---------- TASK MATERIAL ----------

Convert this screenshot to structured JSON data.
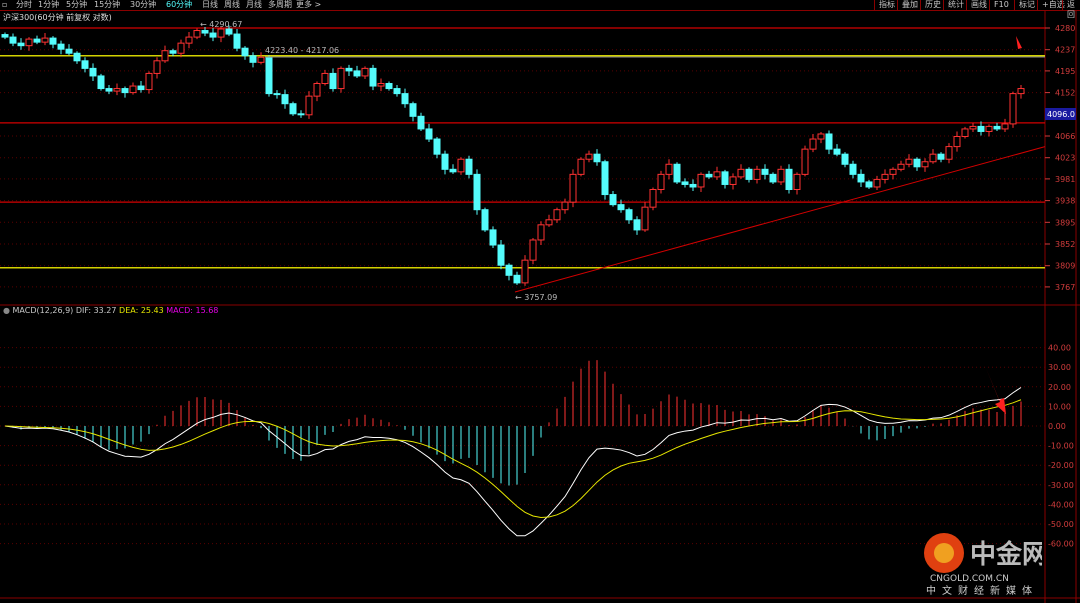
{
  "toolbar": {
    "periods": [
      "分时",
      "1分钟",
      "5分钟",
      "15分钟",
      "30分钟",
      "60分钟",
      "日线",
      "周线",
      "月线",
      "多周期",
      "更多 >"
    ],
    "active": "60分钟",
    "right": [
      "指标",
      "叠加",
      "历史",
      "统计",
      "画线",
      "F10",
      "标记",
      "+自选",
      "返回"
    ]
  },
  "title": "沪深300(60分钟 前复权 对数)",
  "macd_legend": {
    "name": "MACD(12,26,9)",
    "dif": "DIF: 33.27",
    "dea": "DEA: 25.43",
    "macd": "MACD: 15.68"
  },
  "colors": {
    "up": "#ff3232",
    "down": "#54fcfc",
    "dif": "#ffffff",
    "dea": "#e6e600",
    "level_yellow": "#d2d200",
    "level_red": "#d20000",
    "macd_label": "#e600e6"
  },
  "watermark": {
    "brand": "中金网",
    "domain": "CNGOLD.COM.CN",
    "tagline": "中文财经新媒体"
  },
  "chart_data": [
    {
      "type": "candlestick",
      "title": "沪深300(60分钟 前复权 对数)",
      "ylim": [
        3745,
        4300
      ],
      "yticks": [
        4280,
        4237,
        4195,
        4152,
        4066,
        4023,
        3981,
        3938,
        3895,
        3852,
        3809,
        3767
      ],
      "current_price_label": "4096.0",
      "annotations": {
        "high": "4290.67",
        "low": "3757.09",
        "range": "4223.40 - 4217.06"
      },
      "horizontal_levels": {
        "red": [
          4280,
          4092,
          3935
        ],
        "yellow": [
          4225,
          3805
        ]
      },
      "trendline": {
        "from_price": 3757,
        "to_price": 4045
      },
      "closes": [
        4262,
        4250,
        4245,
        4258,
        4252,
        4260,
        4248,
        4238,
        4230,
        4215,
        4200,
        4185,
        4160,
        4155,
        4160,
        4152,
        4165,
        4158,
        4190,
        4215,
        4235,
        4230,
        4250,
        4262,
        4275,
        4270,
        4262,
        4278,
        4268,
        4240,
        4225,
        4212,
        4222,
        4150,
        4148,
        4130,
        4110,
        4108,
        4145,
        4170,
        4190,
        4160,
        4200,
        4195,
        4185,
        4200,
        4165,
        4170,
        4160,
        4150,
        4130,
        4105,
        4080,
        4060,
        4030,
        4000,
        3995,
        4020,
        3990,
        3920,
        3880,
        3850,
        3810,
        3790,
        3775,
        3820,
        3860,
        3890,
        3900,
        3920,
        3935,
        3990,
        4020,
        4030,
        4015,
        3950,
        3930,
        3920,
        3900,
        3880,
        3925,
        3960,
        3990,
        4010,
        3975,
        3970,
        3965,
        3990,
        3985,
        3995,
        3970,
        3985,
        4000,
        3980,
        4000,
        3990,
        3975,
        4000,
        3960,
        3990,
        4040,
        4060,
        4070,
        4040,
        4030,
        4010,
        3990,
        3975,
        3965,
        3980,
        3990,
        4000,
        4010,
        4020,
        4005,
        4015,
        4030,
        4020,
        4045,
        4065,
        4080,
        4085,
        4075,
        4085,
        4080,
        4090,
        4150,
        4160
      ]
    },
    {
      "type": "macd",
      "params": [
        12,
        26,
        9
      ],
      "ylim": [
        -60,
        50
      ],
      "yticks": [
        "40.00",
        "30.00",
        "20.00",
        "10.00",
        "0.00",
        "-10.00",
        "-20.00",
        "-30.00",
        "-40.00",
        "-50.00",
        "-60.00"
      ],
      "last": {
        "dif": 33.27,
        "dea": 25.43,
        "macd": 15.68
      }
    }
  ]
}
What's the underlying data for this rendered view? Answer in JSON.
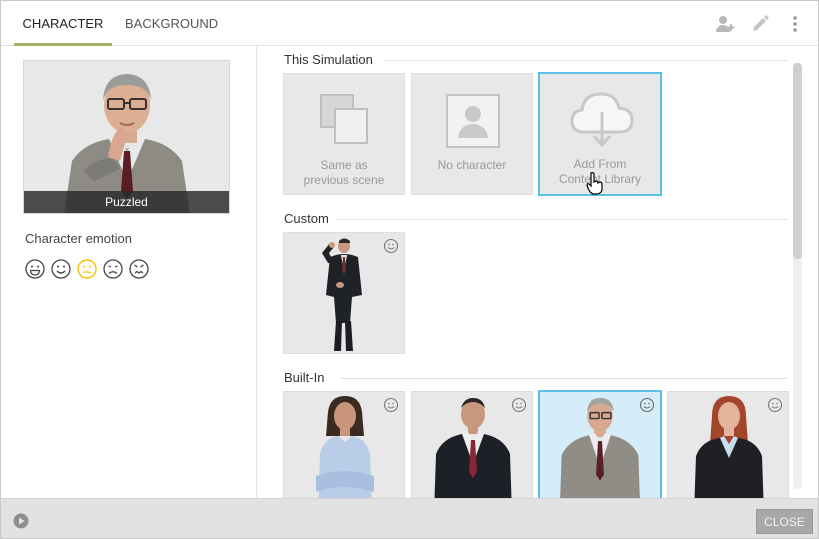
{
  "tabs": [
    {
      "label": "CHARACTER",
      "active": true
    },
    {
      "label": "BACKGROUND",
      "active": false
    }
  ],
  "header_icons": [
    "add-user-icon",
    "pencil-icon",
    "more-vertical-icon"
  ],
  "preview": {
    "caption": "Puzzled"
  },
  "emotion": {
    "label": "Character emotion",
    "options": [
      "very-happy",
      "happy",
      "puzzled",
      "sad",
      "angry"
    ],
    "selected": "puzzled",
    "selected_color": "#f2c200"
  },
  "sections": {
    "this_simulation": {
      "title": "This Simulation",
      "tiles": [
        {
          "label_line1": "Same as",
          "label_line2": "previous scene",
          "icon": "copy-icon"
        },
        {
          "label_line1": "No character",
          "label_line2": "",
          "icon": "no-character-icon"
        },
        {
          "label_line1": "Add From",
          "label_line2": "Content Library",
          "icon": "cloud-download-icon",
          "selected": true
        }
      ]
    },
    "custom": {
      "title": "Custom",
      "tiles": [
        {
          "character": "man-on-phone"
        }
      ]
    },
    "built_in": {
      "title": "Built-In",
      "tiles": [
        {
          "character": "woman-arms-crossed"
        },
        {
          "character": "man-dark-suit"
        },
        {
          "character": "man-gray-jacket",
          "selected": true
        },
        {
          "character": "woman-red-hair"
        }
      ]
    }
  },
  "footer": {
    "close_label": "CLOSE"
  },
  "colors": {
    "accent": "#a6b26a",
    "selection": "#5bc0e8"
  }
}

----------

§ WRITTEN TASK:
Return all of the entries word for word, but omit the pictures.

§ ANSWER IN FULL:
Convert this screenshot to structured JSON data.
{
  "toolbar": {
    "periods": [
      "分时",
      "1分钟",
      "5分钟",
      "15分钟",
      "30分钟",
      "60分钟",
      "日线",
      "周线",
      "月线",
      "多周期",
      "更多 >"
    ],
    "active": "60分钟",
    "right": [
      "指标",
      "叠加",
      "历史",
      "统计",
      "画线",
      "F10",
      "标记",
      "+自选",
      "返回"
    ]
  },
  "title": "沪深300(60分钟 前复权 对数)",
  "macd_legend": {
    "name": "MACD(12,26,9)",
    "dif": "DIF: 33.27",
    "dea": "DEA: 25.43",
    "macd": "MACD: 15.68"
  },
  "colors": {
    "up": "#ff3232",
    "down": "#54fcfc",
    "dif": "#ffffff",
    "dea": "#e6e600",
    "level_yellow": "#d2d200",
    "level_red": "#d20000",
    "macd_label": "#e600e6"
  },
  "watermark": {
    "brand": "中金网",
    "domain": "CNGOLD.COM.CN",
    "tagline": "中文财经新媒体"
  },
  "chart_data": [
    {
      "type": "candlestick",
      "title": "沪深300(60分钟 前复权 对数)",
      "ylim": [
        3745,
        4300
      ],
      "yticks": [
        4280,
        4237,
        4195,
        4152,
        4066,
        4023,
        3981,
        3938,
        3895,
        3852,
        3809,
        3767
      ],
      "current_price_label": "4096.0",
      "annotations": {
        "high": "4290.67",
        "low": "3757.09",
        "range": "4223.40 - 4217.06"
      },
      "horizontal_levels": {
        "red": [
          4280,
          4092,
          3935
        ],
        "yellow": [
          4225,
          3805
        ]
      },
      "trendline": {
        "from_price": 3757,
        "to_price": 4045
      },
      "closes": [
        4262,
        4250,
        4245,
        4258,
        4252,
        4260,
        4248,
        4238,
        4230,
        4215,
        4200,
        4185,
        4160,
        4155,
        4160,
        4152,
        4165,
        4158,
        4190,
        4215,
        4235,
        4230,
        4250,
        4262,
        4275,
        4270,
        4262,
        4278,
        4268,
        4240,
        4225,
        4212,
        4222,
        4150,
        4148,
        4130,
        4110,
        4108,
        4145,
        4170,
        4190,
        4160,
        4200,
        4195,
        4185,
        4200,
        4165,
        4170,
        4160,
        4150,
        4130,
        4105,
        4080,
        4060,
        4030,
        4000,
        3995,
        4020,
        3990,
        3920,
        3880,
        3850,
        3810,
        3790,
        3775,
        3820,
        3860,
        3890,
        3900,
        3920,
        3935,
        3990,
        4020,
        4030,
        4015,
        3950,
        3930,
        3920,
        3900,
        3880,
        3925,
        3960,
        3990,
        4010,
        3975,
        3970,
        3965,
        3990,
        3985,
        3995,
        3970,
        3985,
        4000,
        3980,
        4000,
        3990,
        3975,
        4000,
        3960,
        3990,
        4040,
        4060,
        4070,
        4040,
        4030,
        4010,
        3990,
        3975,
        3965,
        3980,
        3990,
        4000,
        4010,
        4020,
        4005,
        4015,
        4030,
        4020,
        4045,
        4065,
        4080,
        4085,
        4075,
        4085,
        4080,
        4090,
        4150,
        4160
      ]
    },
    {
      "type": "macd",
      "params": [
        12,
        26,
        9
      ],
      "ylim": [
        -60,
        50
      ],
      "yticks": [
        "40.00",
        "30.00",
        "20.00",
        "10.00",
        "0.00",
        "-10.00",
        "-20.00",
        "-30.00",
        "-40.00",
        "-50.00",
        "-60.00"
      ],
      "last": {
        "dif": 33.27,
        "dea": 25.43,
        "macd": 15.68
      }
    }
  ]
}
What's the underlying data for this rendered view? Answer in JSON.
{
  "tabs": [
    {
      "label": "CHARACTER",
      "active": true
    },
    {
      "label": "BACKGROUND",
      "active": false
    }
  ],
  "header_icons": [
    "add-user-icon",
    "pencil-icon",
    "more-vertical-icon"
  ],
  "preview": {
    "caption": "Puzzled"
  },
  "emotion": {
    "label": "Character emotion",
    "options": [
      "very-happy",
      "happy",
      "puzzled",
      "sad",
      "angry"
    ],
    "selected": "puzzled",
    "selected_color": "#f2c200"
  },
  "sections": {
    "this_simulation": {
      "title": "This Simulation",
      "tiles": [
        {
          "label_line1": "Same as",
          "label_line2": "previous scene",
          "icon": "copy-icon"
        },
        {
          "label_line1": "No character",
          "label_line2": "",
          "icon": "no-character-icon"
        },
        {
          "label_line1": "Add From",
          "label_line2": "Content Library",
          "icon": "cloud-download-icon",
          "selected": true
        }
      ]
    },
    "custom": {
      "title": "Custom",
      "tiles": [
        {
          "character": "man-on-phone"
        }
      ]
    },
    "built_in": {
      "title": "Built-In",
      "tiles": [
        {
          "character": "woman-arms-crossed"
        },
        {
          "character": "man-dark-suit"
        },
        {
          "character": "man-gray-jacket",
          "selected": true
        },
        {
          "character": "woman-red-hair"
        }
      ]
    }
  },
  "footer": {
    "close_label": "CLOSE"
  },
  "colors": {
    "accent": "#a6b26a",
    "selection": "#5bc0e8"
  }
}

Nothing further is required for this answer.